--- Figure collection entries ---
━━━━━━━━━━━━━━━━━━━━
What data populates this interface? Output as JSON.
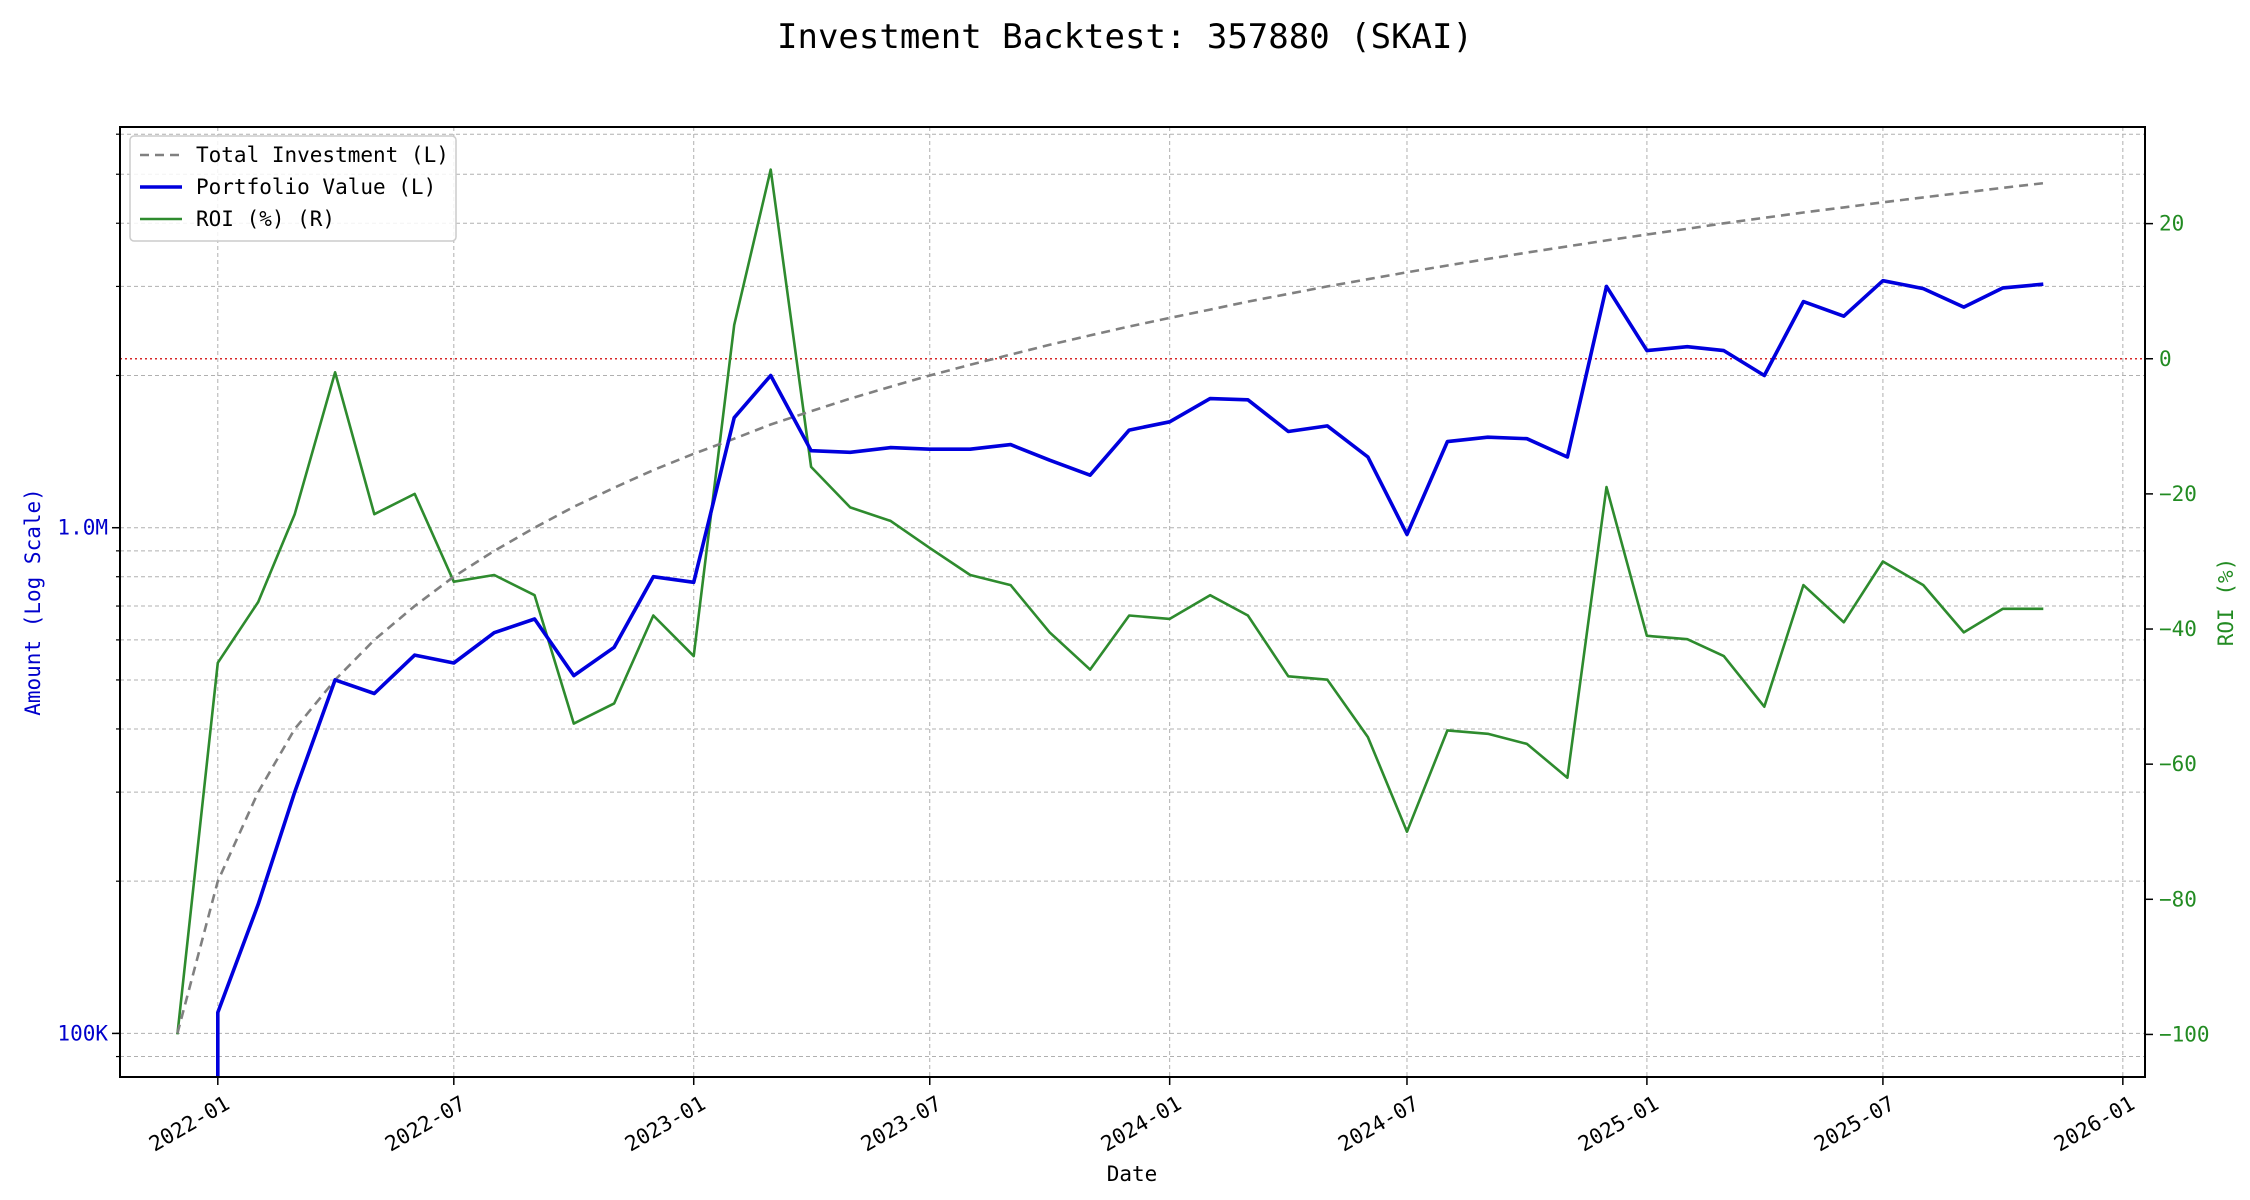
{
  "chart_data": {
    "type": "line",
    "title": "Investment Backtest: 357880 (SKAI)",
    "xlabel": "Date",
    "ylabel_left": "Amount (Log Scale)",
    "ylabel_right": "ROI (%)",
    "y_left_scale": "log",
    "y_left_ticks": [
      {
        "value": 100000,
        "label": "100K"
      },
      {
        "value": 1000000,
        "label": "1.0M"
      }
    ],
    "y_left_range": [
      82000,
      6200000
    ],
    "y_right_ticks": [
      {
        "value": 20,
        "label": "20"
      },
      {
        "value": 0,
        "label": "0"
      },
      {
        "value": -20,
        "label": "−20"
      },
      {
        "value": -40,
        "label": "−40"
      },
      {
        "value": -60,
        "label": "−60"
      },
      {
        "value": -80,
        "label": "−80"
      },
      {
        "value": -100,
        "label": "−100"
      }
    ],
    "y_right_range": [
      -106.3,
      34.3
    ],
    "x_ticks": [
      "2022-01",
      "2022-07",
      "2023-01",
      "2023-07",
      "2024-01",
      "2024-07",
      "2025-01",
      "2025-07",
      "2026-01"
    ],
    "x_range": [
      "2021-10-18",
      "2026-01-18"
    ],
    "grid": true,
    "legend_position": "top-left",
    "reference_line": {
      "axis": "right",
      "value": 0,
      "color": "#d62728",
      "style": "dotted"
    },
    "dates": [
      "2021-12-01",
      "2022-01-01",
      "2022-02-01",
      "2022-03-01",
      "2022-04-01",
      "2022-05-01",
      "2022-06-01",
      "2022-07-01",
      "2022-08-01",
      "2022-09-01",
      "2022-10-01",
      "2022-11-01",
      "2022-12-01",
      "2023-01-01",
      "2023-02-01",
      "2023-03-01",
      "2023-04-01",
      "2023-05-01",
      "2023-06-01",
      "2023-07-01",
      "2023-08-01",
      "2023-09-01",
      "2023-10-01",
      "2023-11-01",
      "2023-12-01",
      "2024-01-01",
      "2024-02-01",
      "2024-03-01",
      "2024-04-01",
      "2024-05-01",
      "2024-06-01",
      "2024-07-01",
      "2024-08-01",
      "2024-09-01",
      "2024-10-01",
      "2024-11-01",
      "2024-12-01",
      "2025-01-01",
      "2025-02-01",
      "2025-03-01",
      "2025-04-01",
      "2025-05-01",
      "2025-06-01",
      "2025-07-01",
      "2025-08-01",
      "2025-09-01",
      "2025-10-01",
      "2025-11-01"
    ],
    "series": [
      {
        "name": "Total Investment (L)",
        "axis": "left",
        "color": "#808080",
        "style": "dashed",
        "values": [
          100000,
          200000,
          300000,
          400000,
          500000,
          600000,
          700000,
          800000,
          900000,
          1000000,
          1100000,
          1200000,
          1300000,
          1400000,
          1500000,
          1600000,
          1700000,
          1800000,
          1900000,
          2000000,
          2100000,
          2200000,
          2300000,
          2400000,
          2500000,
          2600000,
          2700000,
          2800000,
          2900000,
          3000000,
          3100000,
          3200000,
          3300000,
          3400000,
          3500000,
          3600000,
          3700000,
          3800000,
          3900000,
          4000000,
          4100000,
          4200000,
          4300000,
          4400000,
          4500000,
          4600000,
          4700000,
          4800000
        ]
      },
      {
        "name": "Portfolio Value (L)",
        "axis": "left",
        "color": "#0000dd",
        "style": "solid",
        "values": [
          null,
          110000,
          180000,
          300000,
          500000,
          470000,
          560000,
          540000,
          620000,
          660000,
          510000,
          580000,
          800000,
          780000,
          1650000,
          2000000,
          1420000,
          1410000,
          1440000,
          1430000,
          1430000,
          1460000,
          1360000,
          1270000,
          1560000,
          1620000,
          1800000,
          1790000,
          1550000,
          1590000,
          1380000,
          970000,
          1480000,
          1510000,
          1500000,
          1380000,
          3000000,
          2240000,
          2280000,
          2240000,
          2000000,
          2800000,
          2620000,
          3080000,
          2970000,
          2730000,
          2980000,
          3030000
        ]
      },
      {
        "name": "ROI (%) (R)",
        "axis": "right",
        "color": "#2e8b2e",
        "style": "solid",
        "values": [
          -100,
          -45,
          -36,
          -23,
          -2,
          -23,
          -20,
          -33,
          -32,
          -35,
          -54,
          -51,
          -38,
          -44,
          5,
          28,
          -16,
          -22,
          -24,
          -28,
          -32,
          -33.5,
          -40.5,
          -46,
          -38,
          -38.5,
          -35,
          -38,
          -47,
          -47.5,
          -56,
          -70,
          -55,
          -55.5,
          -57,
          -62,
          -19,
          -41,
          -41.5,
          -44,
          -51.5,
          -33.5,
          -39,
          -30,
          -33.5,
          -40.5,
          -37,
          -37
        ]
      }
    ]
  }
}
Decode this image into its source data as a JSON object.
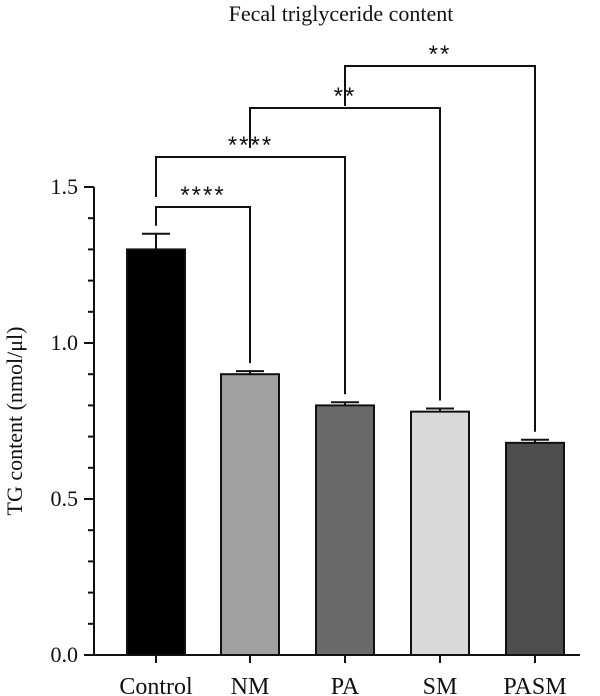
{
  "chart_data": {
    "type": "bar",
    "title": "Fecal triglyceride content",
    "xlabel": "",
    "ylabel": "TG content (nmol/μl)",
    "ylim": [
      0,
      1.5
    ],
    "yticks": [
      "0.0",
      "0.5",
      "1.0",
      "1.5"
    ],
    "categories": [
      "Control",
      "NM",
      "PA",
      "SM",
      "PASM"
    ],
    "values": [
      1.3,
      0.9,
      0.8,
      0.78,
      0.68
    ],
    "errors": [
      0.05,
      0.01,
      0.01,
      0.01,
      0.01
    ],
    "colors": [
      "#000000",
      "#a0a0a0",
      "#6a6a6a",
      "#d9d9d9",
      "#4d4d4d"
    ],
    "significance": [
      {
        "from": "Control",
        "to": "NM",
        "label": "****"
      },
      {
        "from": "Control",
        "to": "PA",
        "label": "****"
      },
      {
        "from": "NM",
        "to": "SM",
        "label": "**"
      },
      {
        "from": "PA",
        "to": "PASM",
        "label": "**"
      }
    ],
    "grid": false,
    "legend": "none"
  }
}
━━━━━━━━━━━━━━━━━━━━
--- Instructions to follow ---
Repeat the data exactly in full, omitting its pictures.

--- Answer to the exercise ---
What data populates this interface? Output as JSON.
{
  "chart_data": {
    "type": "line",
    "title": "Investment Backtest: 357880 (SKAI)",
    "xlabel": "Date",
    "ylabel_left": "Amount (Log Scale)",
    "ylabel_right": "ROI (%)",
    "y_left_scale": "log",
    "y_left_ticks": [
      {
        "value": 100000,
        "label": "100K"
      },
      {
        "value": 1000000,
        "label": "1.0M"
      }
    ],
    "y_left_range": [
      82000,
      6200000
    ],
    "y_right_ticks": [
      {
        "value": 20,
        "label": "20"
      },
      {
        "value": 0,
        "label": "0"
      },
      {
        "value": -20,
        "label": "−20"
      },
      {
        "value": -40,
        "label": "−40"
      },
      {
        "value": -60,
        "label": "−60"
      },
      {
        "value": -80,
        "label": "−80"
      },
      {
        "value": -100,
        "label": "−100"
      }
    ],
    "y_right_range": [
      -106.3,
      34.3
    ],
    "x_ticks": [
      "2022-01",
      "2022-07",
      "2023-01",
      "2023-07",
      "2024-01",
      "2024-07",
      "2025-01",
      "2025-07",
      "2026-01"
    ],
    "x_range": [
      "2021-10-18",
      "2026-01-18"
    ],
    "grid": true,
    "legend_position": "top-left",
    "reference_line": {
      "axis": "right",
      "value": 0,
      "color": "#d62728",
      "style": "dotted"
    },
    "dates": [
      "2021-12-01",
      "2022-01-01",
      "2022-02-01",
      "2022-03-01",
      "2022-04-01",
      "2022-05-01",
      "2022-06-01",
      "2022-07-01",
      "2022-08-01",
      "2022-09-01",
      "2022-10-01",
      "2022-11-01",
      "2022-12-01",
      "2023-01-01",
      "2023-02-01",
      "2023-03-01",
      "2023-04-01",
      "2023-05-01",
      "2023-06-01",
      "2023-07-01",
      "2023-08-01",
      "2023-09-01",
      "2023-10-01",
      "2023-11-01",
      "2023-12-01",
      "2024-01-01",
      "2024-02-01",
      "2024-03-01",
      "2024-04-01",
      "2024-05-01",
      "2024-06-01",
      "2024-07-01",
      "2024-08-01",
      "2024-09-01",
      "2024-10-01",
      "2024-11-01",
      "2024-12-01",
      "2025-01-01",
      "2025-02-01",
      "2025-03-01",
      "2025-04-01",
      "2025-05-01",
      "2025-06-01",
      "2025-07-01",
      "2025-08-01",
      "2025-09-01",
      "2025-10-01",
      "2025-11-01"
    ],
    "series": [
      {
        "name": "Total Investment (L)",
        "axis": "left",
        "color": "#808080",
        "style": "dashed",
        "values": [
          100000,
          200000,
          300000,
          400000,
          500000,
          600000,
          700000,
          800000,
          900000,
          1000000,
          1100000,
          1200000,
          1300000,
          1400000,
          1500000,
          1600000,
          1700000,
          1800000,
          1900000,
          2000000,
          2100000,
          2200000,
          2300000,
          2400000,
          2500000,
          2600000,
          2700000,
          2800000,
          2900000,
          3000000,
          3100000,
          3200000,
          3300000,
          3400000,
          3500000,
          3600000,
          3700000,
          3800000,
          3900000,
          4000000,
          4100000,
          4200000,
          4300000,
          4400000,
          4500000,
          4600000,
          4700000,
          4800000
        ]
      },
      {
        "name": "Portfolio Value (L)",
        "axis": "left",
        "color": "#0000dd",
        "style": "solid",
        "values": [
          null,
          110000,
          180000,
          300000,
          500000,
          470000,
          560000,
          540000,
          620000,
          660000,
          510000,
          580000,
          800000,
          780000,
          1650000,
          2000000,
          1420000,
          1410000,
          1440000,
          1430000,
          1430000,
          1460000,
          1360000,
          1270000,
          1560000,
          1620000,
          1800000,
          1790000,
          1550000,
          1590000,
          1380000,
          970000,
          1480000,
          1510000,
          1500000,
          1380000,
          3000000,
          2240000,
          2280000,
          2240000,
          2000000,
          2800000,
          2620000,
          3080000,
          2970000,
          2730000,
          2980000,
          3030000
        ]
      },
      {
        "name": "ROI (%) (R)",
        "axis": "right",
        "color": "#2e8b2e",
        "style": "solid",
        "values": [
          -100,
          -45,
          -36,
          -23,
          -2,
          -23,
          -20,
          -33,
          -32,
          -35,
          -54,
          -51,
          -38,
          -44,
          5,
          28,
          -16,
          -22,
          -24,
          -28,
          -32,
          -33.5,
          -40.5,
          -46,
          -38,
          -38.5,
          -35,
          -38,
          -47,
          -47.5,
          -56,
          -70,
          -55,
          -55.5,
          -57,
          -62,
          -19,
          -41,
          -41.5,
          -44,
          -51.5,
          -33.5,
          -39,
          -30,
          -33.5,
          -40.5,
          -37,
          -37
        ]
      }
    ]
  }
}
Decode this image into its source data as a JSON object.
{
  "chart_data": {
    "type": "bar",
    "title": "Fecal triglyceride content",
    "xlabel": "",
    "ylabel": "TG content (nmol/μl)",
    "ylim": [
      0,
      1.5
    ],
    "yticks": [
      "0.0",
      "0.5",
      "1.0",
      "1.5"
    ],
    "categories": [
      "Control",
      "NM",
      "PA",
      "SM",
      "PASM"
    ],
    "values": [
      1.3,
      0.9,
      0.8,
      0.78,
      0.68
    ],
    "errors": [
      0.05,
      0.01,
      0.01,
      0.01,
      0.01
    ],
    "colors": [
      "#000000",
      "#a0a0a0",
      "#6a6a6a",
      "#d9d9d9",
      "#4d4d4d"
    ],
    "significance": [
      {
        "from": "Control",
        "to": "NM",
        "label": "****"
      },
      {
        "from": "Control",
        "to": "PA",
        "label": "****"
      },
      {
        "from": "NM",
        "to": "SM",
        "label": "**"
      },
      {
        "from": "PA",
        "to": "PASM",
        "label": "**"
      }
    ],
    "grid": false,
    "legend": "none"
  }
}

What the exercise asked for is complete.